Data records
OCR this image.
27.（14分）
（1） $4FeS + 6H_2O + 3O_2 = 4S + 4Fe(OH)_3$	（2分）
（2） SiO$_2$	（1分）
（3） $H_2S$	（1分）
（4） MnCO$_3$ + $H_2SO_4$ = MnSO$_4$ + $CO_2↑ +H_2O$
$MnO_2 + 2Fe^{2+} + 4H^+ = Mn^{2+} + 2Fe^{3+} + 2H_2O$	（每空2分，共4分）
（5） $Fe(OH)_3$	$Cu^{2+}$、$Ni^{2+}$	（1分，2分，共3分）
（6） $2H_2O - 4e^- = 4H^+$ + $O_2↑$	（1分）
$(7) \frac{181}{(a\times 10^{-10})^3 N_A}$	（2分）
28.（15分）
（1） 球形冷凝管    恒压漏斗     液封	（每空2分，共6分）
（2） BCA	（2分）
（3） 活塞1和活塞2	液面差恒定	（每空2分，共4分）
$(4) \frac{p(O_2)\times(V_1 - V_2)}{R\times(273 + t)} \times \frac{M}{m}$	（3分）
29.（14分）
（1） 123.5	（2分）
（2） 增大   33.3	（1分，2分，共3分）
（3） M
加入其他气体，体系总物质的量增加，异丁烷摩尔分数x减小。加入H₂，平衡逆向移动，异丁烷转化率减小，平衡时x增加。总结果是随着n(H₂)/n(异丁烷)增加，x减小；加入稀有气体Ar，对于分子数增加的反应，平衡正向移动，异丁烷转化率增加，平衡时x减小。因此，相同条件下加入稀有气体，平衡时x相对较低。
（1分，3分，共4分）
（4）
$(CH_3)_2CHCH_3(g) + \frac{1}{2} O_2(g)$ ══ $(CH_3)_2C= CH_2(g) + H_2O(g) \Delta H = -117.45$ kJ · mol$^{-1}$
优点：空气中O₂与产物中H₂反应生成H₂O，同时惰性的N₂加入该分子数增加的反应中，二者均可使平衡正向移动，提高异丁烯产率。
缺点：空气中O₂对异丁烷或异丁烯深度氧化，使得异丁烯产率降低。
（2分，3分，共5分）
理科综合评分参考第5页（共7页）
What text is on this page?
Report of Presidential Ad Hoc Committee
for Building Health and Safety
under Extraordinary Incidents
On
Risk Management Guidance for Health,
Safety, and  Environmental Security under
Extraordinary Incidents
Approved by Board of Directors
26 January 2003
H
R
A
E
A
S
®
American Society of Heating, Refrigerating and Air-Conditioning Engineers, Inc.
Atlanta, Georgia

Exercise aim
Exactly as written above, please repeat the entries.

Task answer
OCR this image.
27.（14分）
（1） $4FeS + 6H_2O + 3O_2 = 4S + 4Fe(OH)_3$	（2分）
（2） SiO$_2$	（1分）
（3） $H_2S$	（1分）
（4） MnCO$_3$ + $H_2SO_4$ = MnSO$_4$ + $CO_2↑ +H_2O$
$MnO_2 + 2Fe^{2+} + 4H^+ = Mn^{2+} + 2Fe^{3+} + 2H_2O$	（每空2分，共4分）
（5） $Fe(OH)_3$	$Cu^{2+}$、$Ni^{2+}$	（1分，2分，共3分）
（6） $2H_2O - 4e^- = 4H^+$ + $O_2↑$	（1分）
$(7) \frac{181}{(a\times 10^{-10})^3 N_A}$	（2分）
28.（15分）
（1） 球形冷凝管    恒压漏斗     液封	（每空2分，共6分）
（2） BCA	（2分）
（3） 活塞1和活塞2	液面差恒定	（每空2分，共4分）
$(4) \frac{p(O_2)\times(V_1 - V_2)}{R\times(273 + t)} \times \frac{M}{m}$	（3分）
29.（14分）
（1） 123.5	（2分）
（2） 增大   33.3	（1分，2分，共3分）
（3） M
加入其他气体，体系总物质的量增加，异丁烷摩尔分数x减小。加入H₂，平衡逆向移动，异丁烷转化率减小，平衡时x增加。总结果是随着n(H₂)/n(异丁烷)增加，x减小；加入稀有气体Ar，对于分子数增加的反应，平衡正向移动，异丁烷转化率增加，平衡时x减小。因此，相同条件下加入稀有气体，平衡时x相对较低。
（1分，3分，共4分）
（4）
$(CH_3)_2CHCH_3(g) + \frac{1}{2} O_2(g)$ ══ $(CH_3)_2C= CH_2(g) + H_2O(g) \Delta H = -117.45$ kJ · mol$^{-1}$
优点：空气中O₂与产物中H₂反应生成H₂O，同时惰性的N₂加入该分子数增加的反应中，二者均可使平衡正向移动，提高异丁烯产率。
缺点：空气中O₂对异丁烷或异丁烯深度氧化，使得异丁烯产率降低。
（2分，3分，共5分）
理科综合评分参考第5页（共7页）
What text is on this page?
Report of Presidential Ad Hoc Committee
for Building Health and Safety
under Extraordinary Incidents
On
Risk Management Guidance for Health,
Safety, and  Environmental Security under
Extraordinary Incidents
Approved by Board of Directors
26 January 2003
H
R
A
E
A
S
®
American Society of Heating, Refrigerating and Air-Conditioning Engineers, Inc.
Atlanta, Georgia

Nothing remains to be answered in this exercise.